+++ Records supplied +++

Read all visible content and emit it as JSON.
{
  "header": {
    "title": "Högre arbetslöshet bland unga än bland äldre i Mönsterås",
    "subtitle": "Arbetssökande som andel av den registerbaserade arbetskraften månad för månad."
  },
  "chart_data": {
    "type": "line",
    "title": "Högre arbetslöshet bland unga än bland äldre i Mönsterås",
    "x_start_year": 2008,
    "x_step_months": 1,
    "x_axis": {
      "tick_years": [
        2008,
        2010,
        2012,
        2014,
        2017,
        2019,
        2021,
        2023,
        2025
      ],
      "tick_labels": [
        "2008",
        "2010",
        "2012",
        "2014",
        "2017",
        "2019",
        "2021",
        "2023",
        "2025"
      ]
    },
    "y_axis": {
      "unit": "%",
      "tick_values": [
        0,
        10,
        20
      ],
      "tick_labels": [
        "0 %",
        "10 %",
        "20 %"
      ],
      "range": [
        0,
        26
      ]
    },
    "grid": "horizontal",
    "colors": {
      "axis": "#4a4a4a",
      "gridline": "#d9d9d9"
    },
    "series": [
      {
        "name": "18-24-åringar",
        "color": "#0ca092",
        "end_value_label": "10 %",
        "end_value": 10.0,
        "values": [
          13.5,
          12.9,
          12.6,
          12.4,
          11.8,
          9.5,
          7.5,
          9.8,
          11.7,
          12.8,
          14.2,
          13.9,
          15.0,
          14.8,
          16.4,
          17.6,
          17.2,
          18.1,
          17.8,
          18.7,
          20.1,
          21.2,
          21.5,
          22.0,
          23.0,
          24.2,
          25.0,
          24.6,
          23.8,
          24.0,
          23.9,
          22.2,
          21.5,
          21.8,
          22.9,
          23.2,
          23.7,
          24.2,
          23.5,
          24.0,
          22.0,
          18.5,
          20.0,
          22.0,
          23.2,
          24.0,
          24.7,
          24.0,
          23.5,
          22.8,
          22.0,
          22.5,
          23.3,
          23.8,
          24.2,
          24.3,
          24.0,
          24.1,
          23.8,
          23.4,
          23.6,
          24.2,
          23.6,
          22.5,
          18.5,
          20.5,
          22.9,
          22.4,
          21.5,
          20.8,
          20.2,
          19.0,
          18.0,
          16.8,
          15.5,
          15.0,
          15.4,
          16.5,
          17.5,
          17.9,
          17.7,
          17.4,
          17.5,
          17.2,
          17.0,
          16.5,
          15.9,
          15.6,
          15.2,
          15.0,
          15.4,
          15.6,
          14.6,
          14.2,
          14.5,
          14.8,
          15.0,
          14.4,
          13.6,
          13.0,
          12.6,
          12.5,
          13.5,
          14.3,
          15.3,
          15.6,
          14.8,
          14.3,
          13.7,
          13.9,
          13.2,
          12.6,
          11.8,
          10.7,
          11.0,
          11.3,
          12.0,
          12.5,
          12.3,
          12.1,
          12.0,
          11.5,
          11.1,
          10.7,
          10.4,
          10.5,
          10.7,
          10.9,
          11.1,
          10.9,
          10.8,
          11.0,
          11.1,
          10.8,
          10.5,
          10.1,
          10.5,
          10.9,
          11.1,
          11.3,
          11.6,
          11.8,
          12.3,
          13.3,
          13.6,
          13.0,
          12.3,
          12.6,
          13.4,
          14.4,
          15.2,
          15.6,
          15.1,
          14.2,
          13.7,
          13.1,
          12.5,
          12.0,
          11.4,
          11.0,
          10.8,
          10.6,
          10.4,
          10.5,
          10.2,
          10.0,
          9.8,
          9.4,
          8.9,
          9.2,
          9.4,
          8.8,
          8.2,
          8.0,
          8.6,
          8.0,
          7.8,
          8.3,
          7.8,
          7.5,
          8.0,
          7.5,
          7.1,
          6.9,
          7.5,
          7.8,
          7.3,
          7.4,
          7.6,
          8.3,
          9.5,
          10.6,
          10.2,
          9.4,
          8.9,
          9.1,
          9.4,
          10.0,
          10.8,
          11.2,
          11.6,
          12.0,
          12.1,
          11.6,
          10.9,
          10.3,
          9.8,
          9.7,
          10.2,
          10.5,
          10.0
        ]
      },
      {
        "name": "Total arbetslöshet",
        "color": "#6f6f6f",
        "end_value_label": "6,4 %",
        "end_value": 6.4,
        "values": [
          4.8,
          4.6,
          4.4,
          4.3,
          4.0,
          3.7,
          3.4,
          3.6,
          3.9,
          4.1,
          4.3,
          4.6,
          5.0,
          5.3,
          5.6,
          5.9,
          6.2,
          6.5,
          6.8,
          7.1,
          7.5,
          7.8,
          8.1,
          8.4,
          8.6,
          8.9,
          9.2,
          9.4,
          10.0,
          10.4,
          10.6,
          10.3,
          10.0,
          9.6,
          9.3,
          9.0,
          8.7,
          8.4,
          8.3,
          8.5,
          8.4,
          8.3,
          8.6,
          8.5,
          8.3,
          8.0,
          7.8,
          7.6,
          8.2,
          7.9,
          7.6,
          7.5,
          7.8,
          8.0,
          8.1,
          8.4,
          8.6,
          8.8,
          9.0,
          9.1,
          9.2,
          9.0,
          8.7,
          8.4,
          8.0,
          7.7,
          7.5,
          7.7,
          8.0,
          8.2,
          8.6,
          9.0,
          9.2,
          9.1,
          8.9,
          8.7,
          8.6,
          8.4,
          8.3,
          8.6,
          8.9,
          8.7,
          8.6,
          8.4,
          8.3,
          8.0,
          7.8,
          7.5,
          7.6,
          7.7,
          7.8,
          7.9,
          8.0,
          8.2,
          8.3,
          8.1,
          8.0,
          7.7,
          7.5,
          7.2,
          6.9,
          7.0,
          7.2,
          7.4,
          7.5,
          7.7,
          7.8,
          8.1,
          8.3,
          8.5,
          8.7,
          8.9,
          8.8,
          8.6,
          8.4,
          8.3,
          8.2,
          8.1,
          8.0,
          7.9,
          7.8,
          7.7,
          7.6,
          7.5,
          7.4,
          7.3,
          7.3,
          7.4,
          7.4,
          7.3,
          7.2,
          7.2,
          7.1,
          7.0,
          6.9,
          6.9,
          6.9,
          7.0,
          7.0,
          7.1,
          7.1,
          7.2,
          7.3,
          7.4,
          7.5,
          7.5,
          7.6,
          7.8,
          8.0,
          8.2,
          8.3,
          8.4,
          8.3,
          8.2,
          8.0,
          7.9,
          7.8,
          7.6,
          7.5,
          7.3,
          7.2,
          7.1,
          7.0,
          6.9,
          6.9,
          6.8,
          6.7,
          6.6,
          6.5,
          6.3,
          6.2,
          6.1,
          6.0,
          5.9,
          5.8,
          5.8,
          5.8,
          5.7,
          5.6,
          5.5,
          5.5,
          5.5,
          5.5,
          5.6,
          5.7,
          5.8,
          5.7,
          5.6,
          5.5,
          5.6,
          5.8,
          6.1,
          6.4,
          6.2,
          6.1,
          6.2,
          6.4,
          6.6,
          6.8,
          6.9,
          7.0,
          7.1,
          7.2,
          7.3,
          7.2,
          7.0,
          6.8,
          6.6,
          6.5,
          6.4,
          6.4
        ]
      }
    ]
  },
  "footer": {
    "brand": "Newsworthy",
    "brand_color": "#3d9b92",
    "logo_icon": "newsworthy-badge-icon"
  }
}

+++

Written problem |
Please restate the records in full, word for word.

The solution |
Read all visible content and emit it as JSON.
{
  "header": {
    "title": "Högre arbetslöshet bland unga än bland äldre i Mönsterås",
    "subtitle": "Arbetssökande som andel av den registerbaserade arbetskraften månad för månad."
  },
  "chart_data": {
    "type": "line",
    "title": "Högre arbetslöshet bland unga än bland äldre i Mönsterås",
    "x_start_year": 2008,
    "x_step_months": 1,
    "x_axis": {
      "tick_years": [
        2008,
        2010,
        2012,
        2014,
        2017,
        2019,
        2021,
        2023,
        2025
      ],
      "tick_labels": [
        "2008",
        "2010",
        "2012",
        "2014",
        "2017",
        "2019",
        "2021",
        "2023",
        "2025"
      ]
    },
    "y_axis": {
      "unit": "%",
      "tick_values": [
        0,
        10,
        20
      ],
      "tick_labels": [
        "0 %",
        "10 %",
        "20 %"
      ],
      "range": [
        0,
        26
      ]
    },
    "grid": "horizontal",
    "colors": {
      "axis": "#4a4a4a",
      "gridline": "#d9d9d9"
    },
    "series": [
      {
        "name": "18-24-åringar",
        "color": "#0ca092",
        "end_value_label": "10 %",
        "end_value": 10.0,
        "values": [
          13.5,
          12.9,
          12.6,
          12.4,
          11.8,
          9.5,
          7.5,
          9.8,
          11.7,
          12.8,
          14.2,
          13.9,
          15.0,
          14.8,
          16.4,
          17.6,
          17.2,
          18.1,
          17.8,
          18.7,
          20.1,
          21.2,
          21.5,
          22.0,
          23.0,
          24.2,
          25.0,
          24.6,
          23.8,
          24.0,
          23.9,
          22.2,
          21.5,
          21.8,
          22.9,
          23.2,
          23.7,
          24.2,
          23.5,
          24.0,
          22.0,
          18.5,
          20.0,
          22.0,
          23.2,
          24.0,
          24.7,
          24.0,
          23.5,
          22.8,
          22.0,
          22.5,
          23.3,
          23.8,
          24.2,
          24.3,
          24.0,
          24.1,
          23.8,
          23.4,
          23.6,
          24.2,
          23.6,
          22.5,
          18.5,
          20.5,
          22.9,
          22.4,
          21.5,
          20.8,
          20.2,
          19.0,
          18.0,
          16.8,
          15.5,
          15.0,
          15.4,
          16.5,
          17.5,
          17.9,
          17.7,
          17.4,
          17.5,
          17.2,
          17.0,
          16.5,
          15.9,
          15.6,
          15.2,
          15.0,
          15.4,
          15.6,
          14.6,
          14.2,
          14.5,
          14.8,
          15.0,
          14.4,
          13.6,
          13.0,
          12.6,
          12.5,
          13.5,
          14.3,
          15.3,
          15.6,
          14.8,
          14.3,
          13.7,
          13.9,
          13.2,
          12.6,
          11.8,
          10.7,
          11.0,
          11.3,
          12.0,
          12.5,
          12.3,
          12.1,
          12.0,
          11.5,
          11.1,
          10.7,
          10.4,
          10.5,
          10.7,
          10.9,
          11.1,
          10.9,
          10.8,
          11.0,
          11.1,
          10.8,
          10.5,
          10.1,
          10.5,
          10.9,
          11.1,
          11.3,
          11.6,
          11.8,
          12.3,
          13.3,
          13.6,
          13.0,
          12.3,
          12.6,
          13.4,
          14.4,
          15.2,
          15.6,
          15.1,
          14.2,
          13.7,
          13.1,
          12.5,
          12.0,
          11.4,
          11.0,
          10.8,
          10.6,
          10.4,
          10.5,
          10.2,
          10.0,
          9.8,
          9.4,
          8.9,
          9.2,
          9.4,
          8.8,
          8.2,
          8.0,
          8.6,
          8.0,
          7.8,
          8.3,
          7.8,
          7.5,
          8.0,
          7.5,
          7.1,
          6.9,
          7.5,
          7.8,
          7.3,
          7.4,
          7.6,
          8.3,
          9.5,
          10.6,
          10.2,
          9.4,
          8.9,
          9.1,
          9.4,
          10.0,
          10.8,
          11.2,
          11.6,
          12.0,
          12.1,
          11.6,
          10.9,
          10.3,
          9.8,
          9.7,
          10.2,
          10.5,
          10.0
        ]
      },
      {
        "name": "Total arbetslöshet",
        "color": "#6f6f6f",
        "end_value_label": "6,4 %",
        "end_value": 6.4,
        "values": [
          4.8,
          4.6,
          4.4,
          4.3,
          4.0,
          3.7,
          3.4,
          3.6,
          3.9,
          4.1,
          4.3,
          4.6,
          5.0,
          5.3,
          5.6,
          5.9,
          6.2,
          6.5,
          6.8,
          7.1,
          7.5,
          7.8,
          8.1,
          8.4,
          8.6,
          8.9,
          9.2,
          9.4,
          10.0,
          10.4,
          10.6,
          10.3,
          10.0,
          9.6,
          9.3,
          9.0,
          8.7,
          8.4,
          8.3,
          8.5,
          8.4,
          8.3,
          8.6,
          8.5,
          8.3,
          8.0,
          7.8,
          7.6,
          8.2,
          7.9,
          7.6,
          7.5,
          7.8,
          8.0,
          8.1,
          8.4,
          8.6,
          8.8,
          9.0,
          9.1,
          9.2,
          9.0,
          8.7,
          8.4,
          8.0,
          7.7,
          7.5,
          7.7,
          8.0,
          8.2,
          8.6,
          9.0,
          9.2,
          9.1,
          8.9,
          8.7,
          8.6,
          8.4,
          8.3,
          8.6,
          8.9,
          8.7,
          8.6,
          8.4,
          8.3,
          8.0,
          7.8,
          7.5,
          7.6,
          7.7,
          7.8,
          7.9,
          8.0,
          8.2,
          8.3,
          8.1,
          8.0,
          7.7,
          7.5,
          7.2,
          6.9,
          7.0,
          7.2,
          7.4,
          7.5,
          7.7,
          7.8,
          8.1,
          8.3,
          8.5,
          8.7,
          8.9,
          8.8,
          8.6,
          8.4,
          8.3,
          8.2,
          8.1,
          8.0,
          7.9,
          7.8,
          7.7,
          7.6,
          7.5,
          7.4,
          7.3,
          7.3,
          7.4,
          7.4,
          7.3,
          7.2,
          7.2,
          7.1,
          7.0,
          6.9,
          6.9,
          6.9,
          7.0,
          7.0,
          7.1,
          7.1,
          7.2,
          7.3,
          7.4,
          7.5,
          7.5,
          7.6,
          7.8,
          8.0,
          8.2,
          8.3,
          8.4,
          8.3,
          8.2,
          8.0,
          7.9,
          7.8,
          7.6,
          7.5,
          7.3,
          7.2,
          7.1,
          7.0,
          6.9,
          6.9,
          6.8,
          6.7,
          6.6,
          6.5,
          6.3,
          6.2,
          6.1,
          6.0,
          5.9,
          5.8,
          5.8,
          5.8,
          5.7,
          5.6,
          5.5,
          5.5,
          5.5,
          5.5,
          5.6,
          5.7,
          5.8,
          5.7,
          5.6,
          5.5,
          5.6,
          5.8,
          6.1,
          6.4,
          6.2,
          6.1,
          6.2,
          6.4,
          6.6,
          6.8,
          6.9,
          7.0,
          7.1,
          7.2,
          7.3,
          7.2,
          7.0,
          6.8,
          6.6,
          6.5,
          6.4,
          6.4
        ]
      }
    ]
  },
  "footer": {
    "brand": "Newsworthy",
    "brand_color": "#3d9b92",
    "logo_icon": "newsworthy-badge-icon"
  }
}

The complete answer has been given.